§ **Exercise**:
Restate the data exactly as given and keep the pictures out.

§ **Dataset records**:
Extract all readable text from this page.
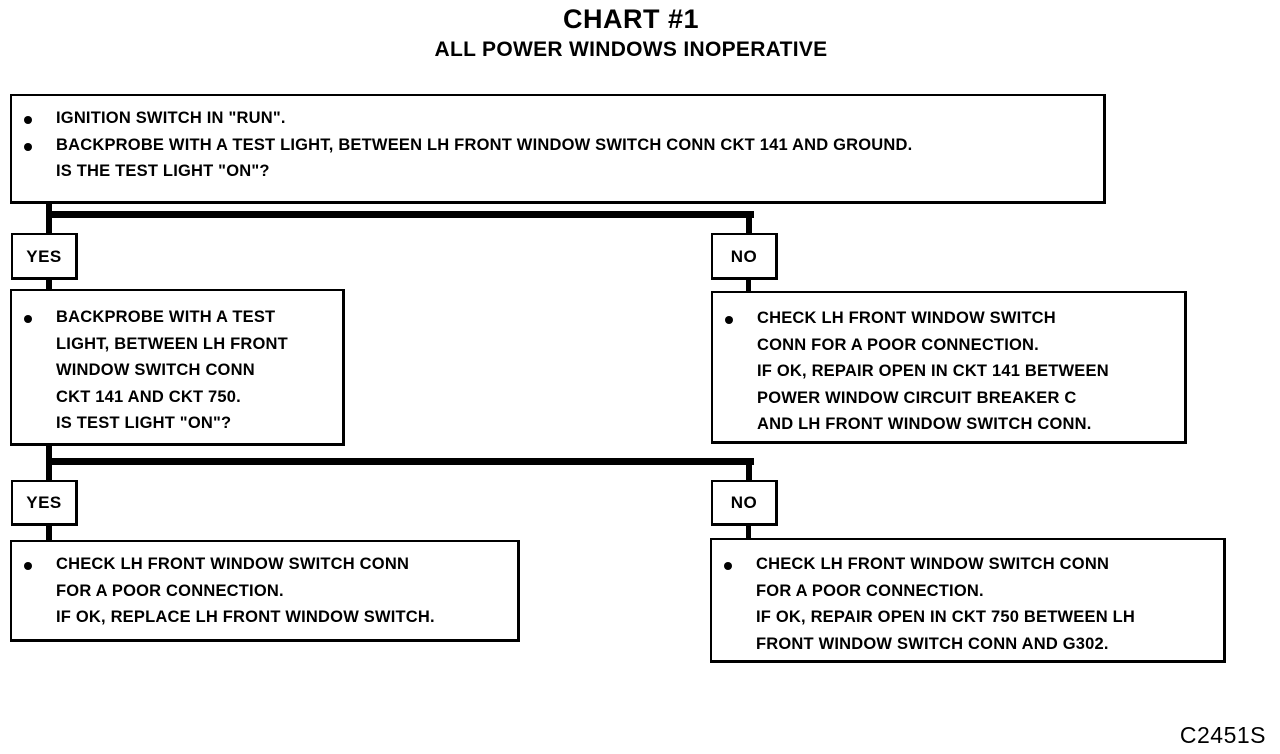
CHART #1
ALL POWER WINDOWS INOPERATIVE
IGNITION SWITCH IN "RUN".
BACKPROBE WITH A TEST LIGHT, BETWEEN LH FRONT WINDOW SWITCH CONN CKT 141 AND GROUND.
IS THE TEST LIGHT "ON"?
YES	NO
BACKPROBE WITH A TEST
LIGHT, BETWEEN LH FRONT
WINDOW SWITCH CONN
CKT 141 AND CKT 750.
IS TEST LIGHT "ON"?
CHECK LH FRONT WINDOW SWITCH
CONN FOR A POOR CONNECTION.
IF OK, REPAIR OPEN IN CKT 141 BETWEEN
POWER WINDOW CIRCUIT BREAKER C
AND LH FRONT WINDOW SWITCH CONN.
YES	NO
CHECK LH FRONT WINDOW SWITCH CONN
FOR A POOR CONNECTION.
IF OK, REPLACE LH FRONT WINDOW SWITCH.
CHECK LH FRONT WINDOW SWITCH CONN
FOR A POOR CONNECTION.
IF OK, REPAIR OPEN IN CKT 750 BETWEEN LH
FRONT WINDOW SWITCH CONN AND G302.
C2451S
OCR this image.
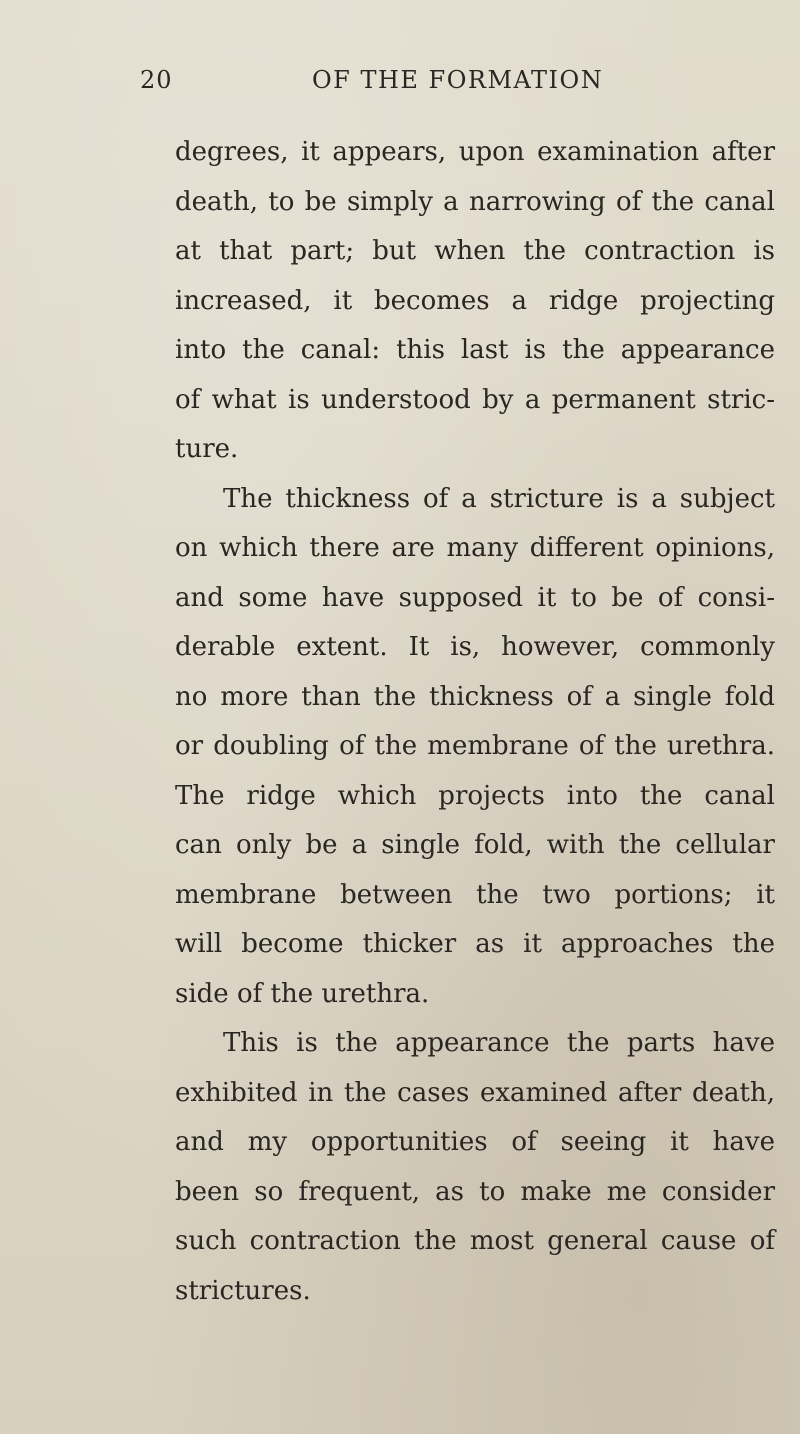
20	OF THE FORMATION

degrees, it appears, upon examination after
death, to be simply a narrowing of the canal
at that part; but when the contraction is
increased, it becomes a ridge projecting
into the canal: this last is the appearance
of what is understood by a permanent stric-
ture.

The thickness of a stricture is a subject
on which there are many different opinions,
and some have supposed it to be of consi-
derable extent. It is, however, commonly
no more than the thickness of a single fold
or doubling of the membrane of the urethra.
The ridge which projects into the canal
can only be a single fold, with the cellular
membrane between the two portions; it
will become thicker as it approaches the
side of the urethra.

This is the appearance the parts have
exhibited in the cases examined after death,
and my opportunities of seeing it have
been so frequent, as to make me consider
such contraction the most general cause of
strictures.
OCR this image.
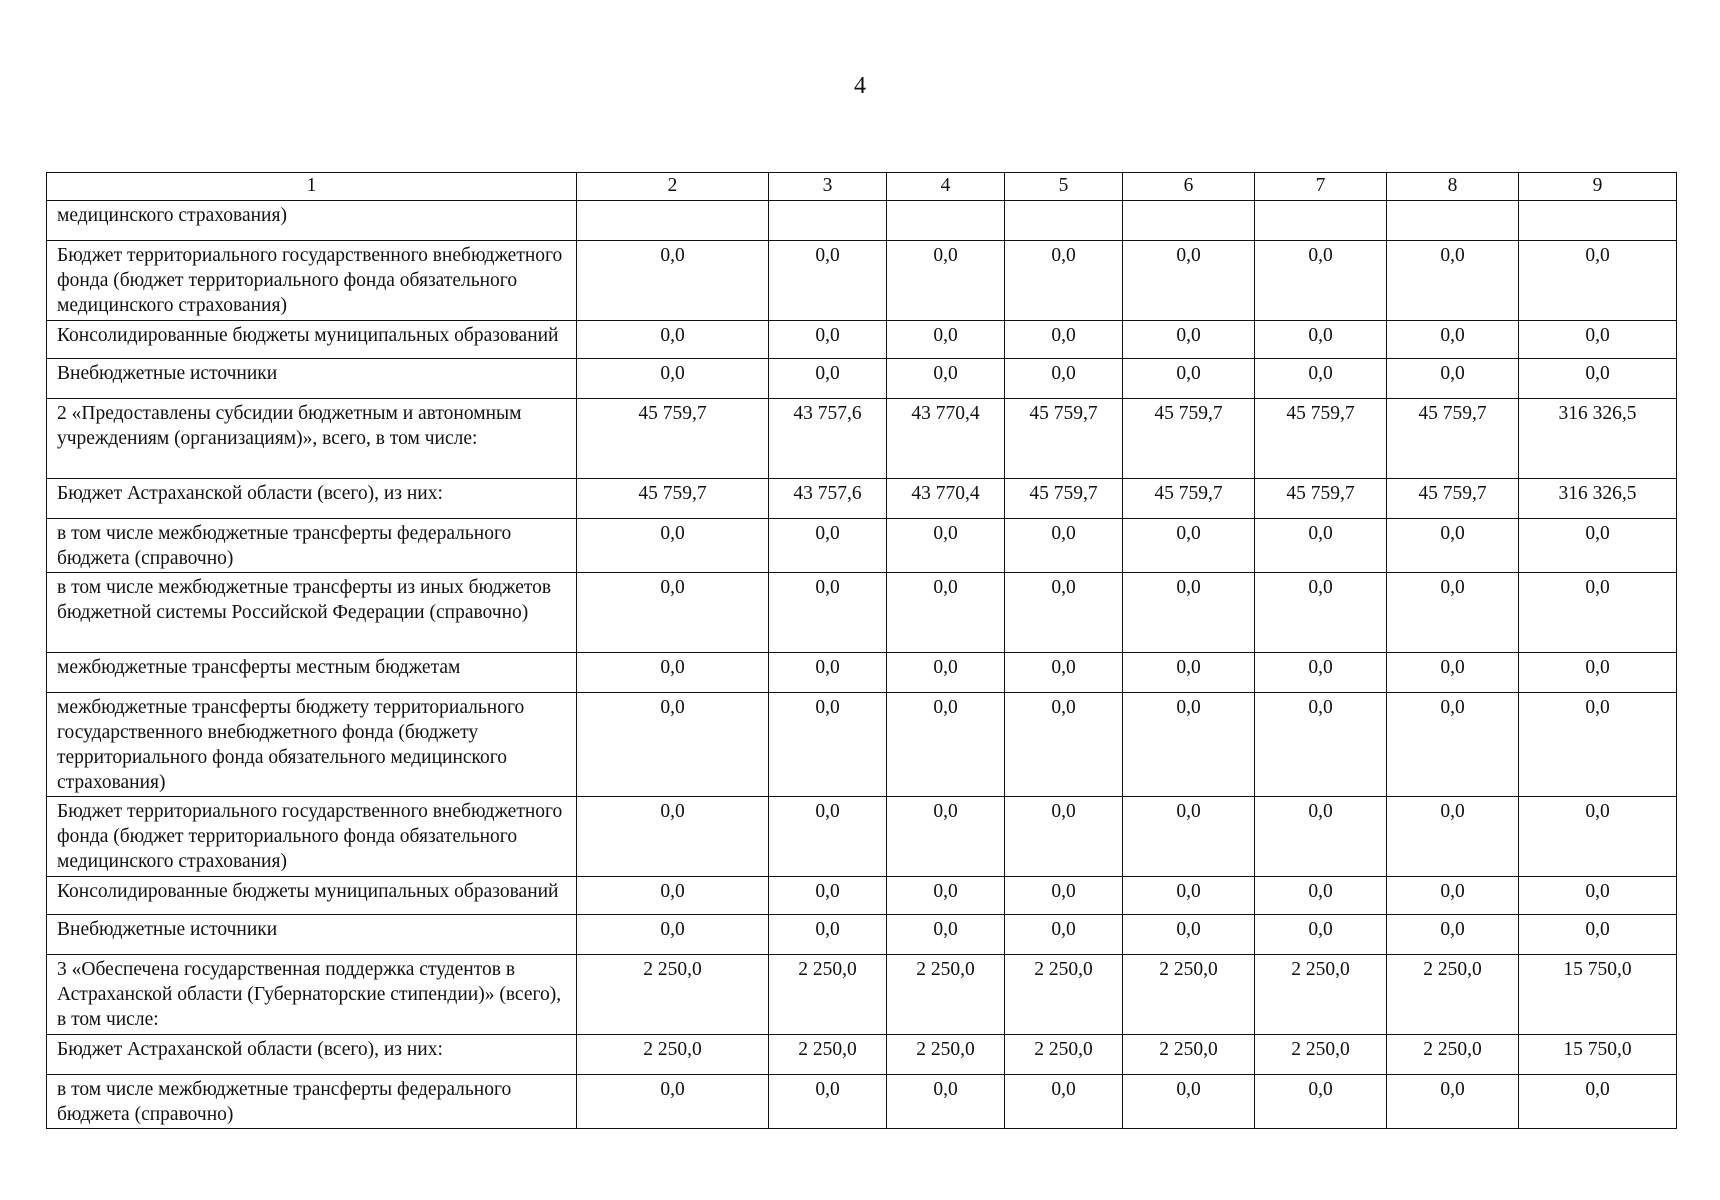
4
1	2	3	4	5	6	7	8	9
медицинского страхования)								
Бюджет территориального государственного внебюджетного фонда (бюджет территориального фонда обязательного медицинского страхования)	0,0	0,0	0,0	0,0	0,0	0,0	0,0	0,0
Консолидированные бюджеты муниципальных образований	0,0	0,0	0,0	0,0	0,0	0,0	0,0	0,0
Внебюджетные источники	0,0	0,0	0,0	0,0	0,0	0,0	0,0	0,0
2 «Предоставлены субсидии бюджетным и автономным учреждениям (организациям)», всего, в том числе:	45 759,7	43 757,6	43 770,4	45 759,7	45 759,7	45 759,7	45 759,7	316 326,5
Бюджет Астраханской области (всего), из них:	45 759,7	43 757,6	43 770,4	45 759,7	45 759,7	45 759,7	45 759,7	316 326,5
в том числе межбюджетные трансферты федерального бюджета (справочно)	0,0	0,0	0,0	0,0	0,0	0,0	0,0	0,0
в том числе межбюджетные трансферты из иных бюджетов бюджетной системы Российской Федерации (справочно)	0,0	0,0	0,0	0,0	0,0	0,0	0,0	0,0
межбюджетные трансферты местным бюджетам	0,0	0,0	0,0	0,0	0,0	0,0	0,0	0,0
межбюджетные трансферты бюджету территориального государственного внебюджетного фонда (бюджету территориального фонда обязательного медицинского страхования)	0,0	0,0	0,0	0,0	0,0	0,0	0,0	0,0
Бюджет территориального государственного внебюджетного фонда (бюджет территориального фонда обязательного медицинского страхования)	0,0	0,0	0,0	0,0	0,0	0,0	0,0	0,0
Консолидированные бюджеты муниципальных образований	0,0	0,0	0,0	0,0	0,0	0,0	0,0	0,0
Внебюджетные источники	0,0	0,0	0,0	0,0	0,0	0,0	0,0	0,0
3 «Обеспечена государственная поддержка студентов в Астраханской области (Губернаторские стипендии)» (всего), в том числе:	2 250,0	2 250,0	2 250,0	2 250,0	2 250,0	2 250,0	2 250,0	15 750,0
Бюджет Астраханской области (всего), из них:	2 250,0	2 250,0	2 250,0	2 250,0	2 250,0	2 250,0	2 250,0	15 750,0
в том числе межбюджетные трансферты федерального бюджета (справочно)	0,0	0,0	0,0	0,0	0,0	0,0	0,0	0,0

§ **Exercise response**:
Extract all readable text from this page.
CHART #1
ALL POWER WINDOWS INOPERATIVE
IGNITION SWITCH IN "RUN".
BACKPROBE WITH A TEST LIGHT, BETWEEN LH FRONT WINDOW SWITCH CONN CKT 141 AND GROUND.
IS THE TEST LIGHT "ON"?
YES	NO
BACKPROBE WITH A TEST
LIGHT, BETWEEN LH FRONT
WINDOW SWITCH CONN
CKT 141 AND CKT 750.
IS TEST LIGHT "ON"?
CHECK LH FRONT WINDOW SWITCH
CONN FOR A POOR CONNECTION.
IF OK, REPAIR OPEN IN CKT 141 BETWEEN
POWER WINDOW CIRCUIT BREAKER C
AND LH FRONT WINDOW SWITCH CONN.
YES	NO
CHECK LH FRONT WINDOW SWITCH CONN
FOR A POOR CONNECTION.
IF OK, REPLACE LH FRONT WINDOW SWITCH.
CHECK LH FRONT WINDOW SWITCH CONN
FOR A POOR CONNECTION.
IF OK, REPAIR OPEN IN CKT 750 BETWEEN LH
FRONT WINDOW SWITCH CONN AND G302.
C2451S
OCR this image.
20	OF THE FORMATION

degrees, it appears, upon examination after
death, to be simply a narrowing of the canal
at that part; but when the contraction is
increased, it becomes a ridge projecting
into the canal: this last is the appearance
of what is understood by a permanent stric-
ture.

The thickness of a stricture is a subject
on which there are many different opinions,
and some have supposed it to be of consi-
derable extent. It is, however, commonly
no more than the thickness of a single fold
or doubling of the membrane of the urethra.
The ridge which projects into the canal
can only be a single fold, with the cellular
membrane between the two portions; it
will become thicker as it approaches the
side of the urethra.

This is the appearance the parts have
exhibited in the cases examined after death,
and my opportunities of seeing it have
been so frequent, as to make me consider
such contraction the most general cause of
strictures.
OCR this image.
4
1	2	3	4	5	6	7	8	9
медицинского страхования)								
Бюджет территориального государственного внебюджетного фонда (бюджет территориального фонда обязательного медицинского страхования)	0,0	0,0	0,0	0,0	0,0	0,0	0,0	0,0
Консолидированные бюджеты муниципальных образований	0,0	0,0	0,0	0,0	0,0	0,0	0,0	0,0
Внебюджетные источники	0,0	0,0	0,0	0,0	0,0	0,0	0,0	0,0
2 «Предоставлены субсидии бюджетным и автономным учреждениям (организациям)», всего, в том числе:	45 759,7	43 757,6	43 770,4	45 759,7	45 759,7	45 759,7	45 759,7	316 326,5
Бюджет Астраханской области (всего), из них:	45 759,7	43 757,6	43 770,4	45 759,7	45 759,7	45 759,7	45 759,7	316 326,5
в том числе межбюджетные трансферты федерального бюджета (справочно)	0,0	0,0	0,0	0,0	0,0	0,0	0,0	0,0
в том числе межбюджетные трансферты из иных бюджетов бюджетной системы Российской Федерации (справочно)	0,0	0,0	0,0	0,0	0,0	0,0	0,0	0,0
межбюджетные трансферты местным бюджетам	0,0	0,0	0,0	0,0	0,0	0,0	0,0	0,0
межбюджетные трансферты бюджету территориального государственного внебюджетного фонда (бюджету территориального фонда обязательного медицинского страхования)	0,0	0,0	0,0	0,0	0,0	0,0	0,0	0,0
Бюджет территориального государственного внебюджетного фонда (бюджет территориального фонда обязательного медицинского страхования)	0,0	0,0	0,0	0,0	0,0	0,0	0,0	0,0
Консолидированные бюджеты муниципальных образований	0,0	0,0	0,0	0,0	0,0	0,0	0,0	0,0
Внебюджетные источники	0,0	0,0	0,0	0,0	0,0	0,0	0,0	0,0
3 «Обеспечена государственная поддержка студентов в Астраханской области (Губернаторские стипендии)» (всего), в том числе:	2 250,0	2 250,0	2 250,0	2 250,0	2 250,0	2 250,0	2 250,0	15 750,0
Бюджет Астраханской области (всего), из них:	2 250,0	2 250,0	2 250,0	2 250,0	2 250,0	2 250,0	2 250,0	15 750,0
в том числе межбюджетные трансферты федерального бюджета (справочно)	0,0	0,0	0,0	0,0	0,0	0,0	0,0	0,0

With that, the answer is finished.